What you should do> Omit every picture while repeating the entries exactly.

[Rows from a figure dataset]
####################
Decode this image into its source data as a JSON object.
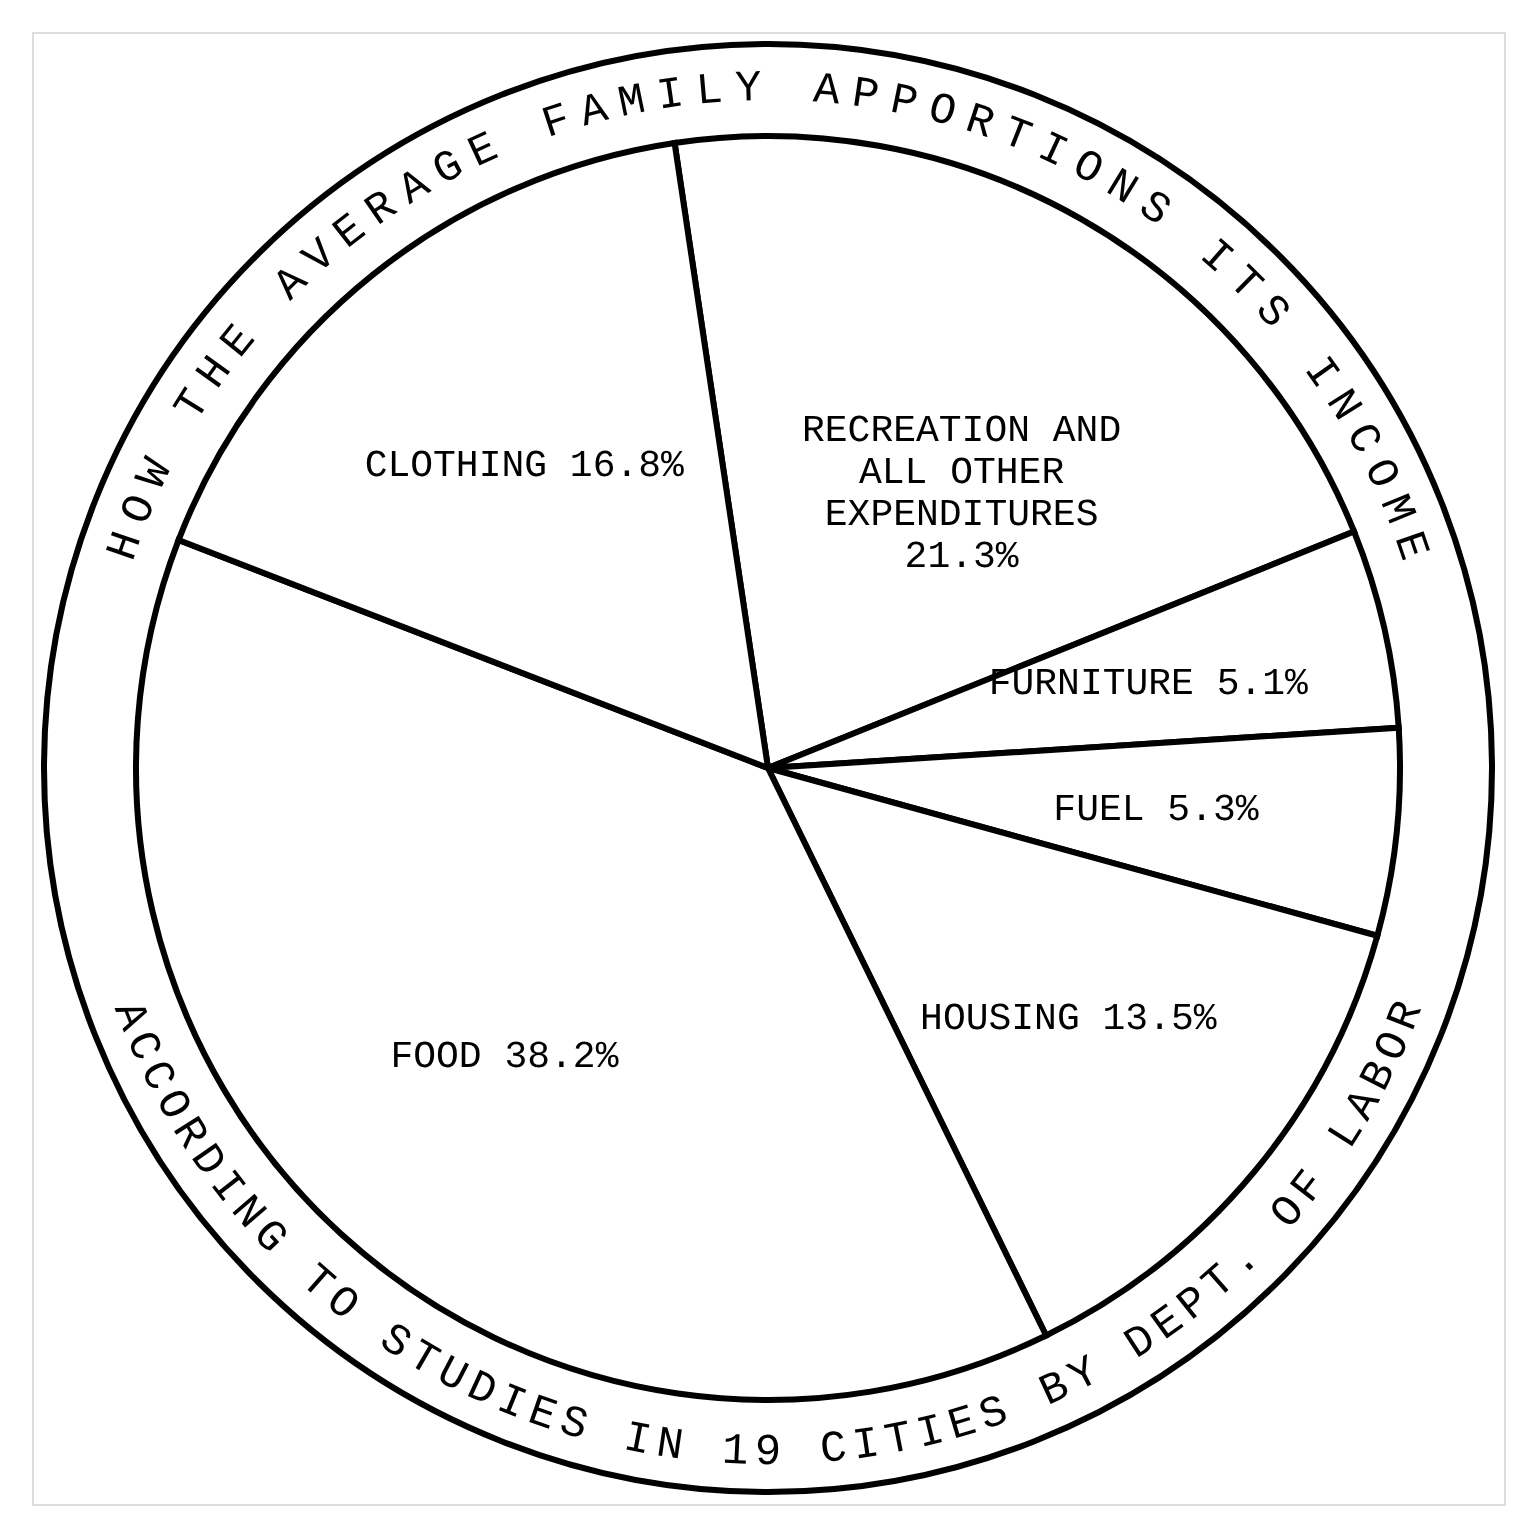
{
  "chart_data": {
    "type": "pie",
    "title": "HOW THE AVERAGE FAMILY APPORTIONS ITS INCOME",
    "annotations": [
      "ACCORDING TO STUDIES IN 19 CITIES BY DEPT. OF LABOR"
    ],
    "categories": [
      "RECREATION AND ALL OTHER EXPENDITURES",
      "FURNITURE",
      "FUEL",
      "HOUSING",
      "FOOD",
      "CLOTHING"
    ],
    "values": [
      21.3,
      5.1,
      5.3,
      13.5,
      38.2,
      16.8
    ],
    "colors": [
      "#ffffff",
      "#ffffff",
      "#ffffff",
      "#ffffff",
      "#ffffff",
      "#ffffff"
    ],
    "value_labels": [
      "21.3%",
      "5.1%",
      "5.3%",
      "13.5%",
      "38.2%",
      "16.8%"
    ],
    "legend": false
  }
}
####################
Reply>
Decode this image into its source data as a JSON object.
{
  "chart_data": {
    "type": "pie",
    "title": "HOW THE AVERAGE FAMILY APPORTIONS ITS INCOME",
    "annotations": [
      "ACCORDING TO STUDIES IN 19 CITIES BY DEPT. OF LABOR"
    ],
    "categories": [
      "RECREATION AND ALL OTHER EXPENDITURES",
      "FURNITURE",
      "FUEL",
      "HOUSING",
      "FOOD",
      "CLOTHING"
    ],
    "values": [
      21.3,
      5.1,
      5.3,
      13.5,
      38.2,
      16.8
    ],
    "colors": [
      "#ffffff",
      "#ffffff",
      "#ffffff",
      "#ffffff",
      "#ffffff",
      "#ffffff"
    ],
    "value_labels": [
      "21.3%",
      "5.1%",
      "5.3%",
      "13.5%",
      "38.2%",
      "16.8%"
    ],
    "legend": false
  }
}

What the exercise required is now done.